### Task directions
Give back each entry unchanged, minus pictures.

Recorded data
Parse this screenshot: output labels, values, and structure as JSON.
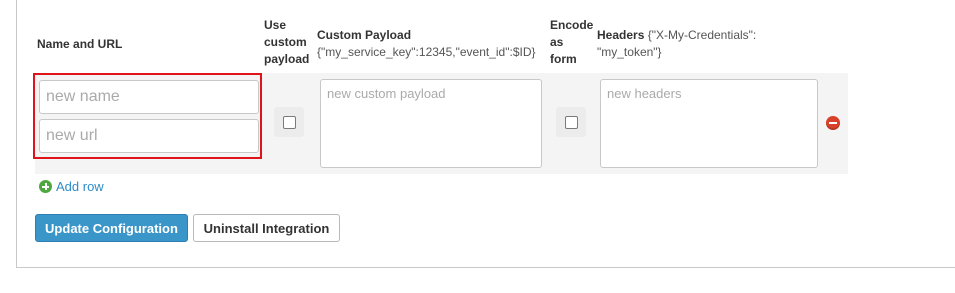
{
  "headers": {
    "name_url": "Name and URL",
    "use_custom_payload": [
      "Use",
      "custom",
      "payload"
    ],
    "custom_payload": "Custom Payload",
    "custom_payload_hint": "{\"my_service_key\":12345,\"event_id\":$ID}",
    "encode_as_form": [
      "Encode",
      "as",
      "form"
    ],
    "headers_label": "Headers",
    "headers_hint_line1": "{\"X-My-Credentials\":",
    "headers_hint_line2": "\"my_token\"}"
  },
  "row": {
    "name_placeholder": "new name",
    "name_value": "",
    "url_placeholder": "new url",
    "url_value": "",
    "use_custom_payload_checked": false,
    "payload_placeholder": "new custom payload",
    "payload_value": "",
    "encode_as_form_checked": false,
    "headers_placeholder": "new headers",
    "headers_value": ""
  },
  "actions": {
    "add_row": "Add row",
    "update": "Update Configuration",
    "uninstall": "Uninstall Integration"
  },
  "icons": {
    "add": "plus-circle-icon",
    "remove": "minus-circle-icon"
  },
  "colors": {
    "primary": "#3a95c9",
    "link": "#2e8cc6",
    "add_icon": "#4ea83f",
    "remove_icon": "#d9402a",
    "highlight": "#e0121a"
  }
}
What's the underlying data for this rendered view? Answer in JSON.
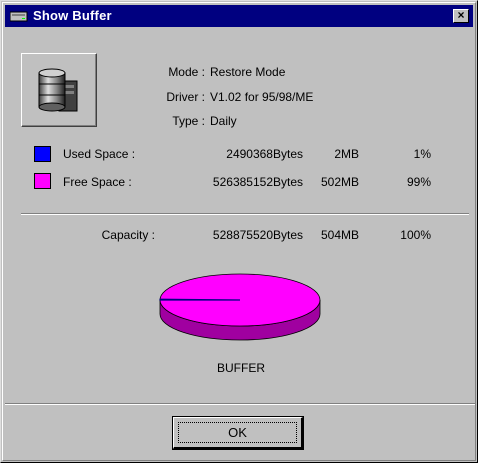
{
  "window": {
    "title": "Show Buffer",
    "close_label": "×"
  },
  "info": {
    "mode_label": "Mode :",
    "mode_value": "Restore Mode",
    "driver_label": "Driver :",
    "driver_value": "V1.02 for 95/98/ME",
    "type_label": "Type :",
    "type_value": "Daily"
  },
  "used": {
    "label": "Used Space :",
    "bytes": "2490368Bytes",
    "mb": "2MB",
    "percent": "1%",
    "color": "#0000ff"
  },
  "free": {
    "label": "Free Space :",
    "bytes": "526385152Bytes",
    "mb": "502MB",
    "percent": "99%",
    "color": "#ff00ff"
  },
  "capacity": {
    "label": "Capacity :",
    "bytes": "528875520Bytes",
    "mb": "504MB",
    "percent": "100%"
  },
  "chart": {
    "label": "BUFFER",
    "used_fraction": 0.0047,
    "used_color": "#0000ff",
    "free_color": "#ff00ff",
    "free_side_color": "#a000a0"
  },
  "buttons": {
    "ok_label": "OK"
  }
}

### Solution below
Parse this screenshot: output labels, values, and structure as JSON.
{
  "headers": {
    "name_url": "Name and URL",
    "use_custom_payload": [
      "Use",
      "custom",
      "payload"
    ],
    "custom_payload": "Custom Payload",
    "custom_payload_hint": "{\"my_service_key\":12345,\"event_id\":$ID}",
    "encode_as_form": [
      "Encode",
      "as",
      "form"
    ],
    "headers_label": "Headers",
    "headers_hint_line1": "{\"X-My-Credentials\":",
    "headers_hint_line2": "\"my_token\"}"
  },
  "row": {
    "name_placeholder": "new name",
    "name_value": "",
    "url_placeholder": "new url",
    "url_value": "",
    "use_custom_payload_checked": false,
    "payload_placeholder": "new custom payload",
    "payload_value": "",
    "encode_as_form_checked": false,
    "headers_placeholder": "new headers",
    "headers_value": ""
  },
  "actions": {
    "add_row": "Add row",
    "update": "Update Configuration",
    "uninstall": "Uninstall Integration"
  },
  "icons": {
    "add": "plus-circle-icon",
    "remove": "minus-circle-icon"
  },
  "colors": {
    "primary": "#3a95c9",
    "link": "#2e8cc6",
    "add_icon": "#4ea83f",
    "remove_icon": "#d9402a",
    "highlight": "#e0121a"
  }
}
What's the underlying data for this rendered view? Answer in JSON.
{
  "window": {
    "title": "Show Buffer",
    "close_label": "×"
  },
  "info": {
    "mode_label": "Mode :",
    "mode_value": "Restore Mode",
    "driver_label": "Driver :",
    "driver_value": "V1.02 for 95/98/ME",
    "type_label": "Type :",
    "type_value": "Daily"
  },
  "used": {
    "label": "Used Space :",
    "bytes": "2490368Bytes",
    "mb": "2MB",
    "percent": "1%",
    "color": "#0000ff"
  },
  "free": {
    "label": "Free Space :",
    "bytes": "526385152Bytes",
    "mb": "502MB",
    "percent": "99%",
    "color": "#ff00ff"
  },
  "capacity": {
    "label": "Capacity :",
    "bytes": "528875520Bytes",
    "mb": "504MB",
    "percent": "100%"
  },
  "chart": {
    "label": "BUFFER",
    "used_fraction": 0.0047,
    "used_color": "#0000ff",
    "free_color": "#ff00ff",
    "free_side_color": "#a000a0"
  },
  "buttons": {
    "ok_label": "OK"
  }
}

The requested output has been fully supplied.